BEGIN Material supplied

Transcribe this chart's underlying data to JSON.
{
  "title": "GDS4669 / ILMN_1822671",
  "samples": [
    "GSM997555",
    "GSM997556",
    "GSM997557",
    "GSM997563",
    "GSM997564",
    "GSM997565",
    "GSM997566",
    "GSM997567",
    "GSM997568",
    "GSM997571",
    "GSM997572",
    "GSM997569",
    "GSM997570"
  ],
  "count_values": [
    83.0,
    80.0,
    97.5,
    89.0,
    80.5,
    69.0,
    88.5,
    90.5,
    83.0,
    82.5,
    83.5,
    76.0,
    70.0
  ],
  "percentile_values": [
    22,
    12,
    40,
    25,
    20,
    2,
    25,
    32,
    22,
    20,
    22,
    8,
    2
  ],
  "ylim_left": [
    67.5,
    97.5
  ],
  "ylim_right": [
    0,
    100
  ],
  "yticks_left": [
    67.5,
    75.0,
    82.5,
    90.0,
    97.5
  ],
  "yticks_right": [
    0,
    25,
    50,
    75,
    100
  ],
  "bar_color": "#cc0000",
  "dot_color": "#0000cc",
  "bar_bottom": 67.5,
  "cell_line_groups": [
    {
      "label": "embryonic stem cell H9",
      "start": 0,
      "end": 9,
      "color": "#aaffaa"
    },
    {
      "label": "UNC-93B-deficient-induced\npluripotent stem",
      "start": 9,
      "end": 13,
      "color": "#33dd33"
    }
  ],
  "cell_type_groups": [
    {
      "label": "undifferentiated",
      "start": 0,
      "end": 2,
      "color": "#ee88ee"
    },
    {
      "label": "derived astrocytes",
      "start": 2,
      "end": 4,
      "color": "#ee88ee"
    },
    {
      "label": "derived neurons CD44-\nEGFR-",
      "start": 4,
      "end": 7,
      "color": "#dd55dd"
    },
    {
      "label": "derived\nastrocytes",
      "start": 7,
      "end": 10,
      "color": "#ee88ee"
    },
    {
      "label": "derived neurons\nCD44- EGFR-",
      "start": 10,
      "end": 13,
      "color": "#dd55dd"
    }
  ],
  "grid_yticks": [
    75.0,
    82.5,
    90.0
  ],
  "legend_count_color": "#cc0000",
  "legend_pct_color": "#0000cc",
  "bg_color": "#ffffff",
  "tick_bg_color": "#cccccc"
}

END Material supplied

| Direction |
All of the data needs to be printed once more, exactly.

| Final result |
Transcribe this chart's underlying data to JSON.
{
  "title": "GDS4669 / ILMN_1822671",
  "samples": [
    "GSM997555",
    "GSM997556",
    "GSM997557",
    "GSM997563",
    "GSM997564",
    "GSM997565",
    "GSM997566",
    "GSM997567",
    "GSM997568",
    "GSM997571",
    "GSM997572",
    "GSM997569",
    "GSM997570"
  ],
  "count_values": [
    83.0,
    80.0,
    97.5,
    89.0,
    80.5,
    69.0,
    88.5,
    90.5,
    83.0,
    82.5,
    83.5,
    76.0,
    70.0
  ],
  "percentile_values": [
    22,
    12,
    40,
    25,
    20,
    2,
    25,
    32,
    22,
    20,
    22,
    8,
    2
  ],
  "ylim_left": [
    67.5,
    97.5
  ],
  "ylim_right": [
    0,
    100
  ],
  "yticks_left": [
    67.5,
    75.0,
    82.5,
    90.0,
    97.5
  ],
  "yticks_right": [
    0,
    25,
    50,
    75,
    100
  ],
  "bar_color": "#cc0000",
  "dot_color": "#0000cc",
  "bar_bottom": 67.5,
  "cell_line_groups": [
    {
      "label": "embryonic stem cell H9",
      "start": 0,
      "end": 9,
      "color": "#aaffaa"
    },
    {
      "label": "UNC-93B-deficient-induced\npluripotent stem",
      "start": 9,
      "end": 13,
      "color": "#33dd33"
    }
  ],
  "cell_type_groups": [
    {
      "label": "undifferentiated",
      "start": 0,
      "end": 2,
      "color": "#ee88ee"
    },
    {
      "label": "derived astrocytes",
      "start": 2,
      "end": 4,
      "color": "#ee88ee"
    },
    {
      "label": "derived neurons CD44-\nEGFR-",
      "start": 4,
      "end": 7,
      "color": "#dd55dd"
    },
    {
      "label": "derived\nastrocytes",
      "start": 7,
      "end": 10,
      "color": "#ee88ee"
    },
    {
      "label": "derived neurons\nCD44- EGFR-",
      "start": 10,
      "end": 13,
      "color": "#dd55dd"
    }
  ],
  "grid_yticks": [
    75.0,
    82.5,
    90.0
  ],
  "legend_count_color": "#cc0000",
  "legend_pct_color": "#0000cc",
  "bg_color": "#ffffff",
  "tick_bg_color": "#cccccc"
}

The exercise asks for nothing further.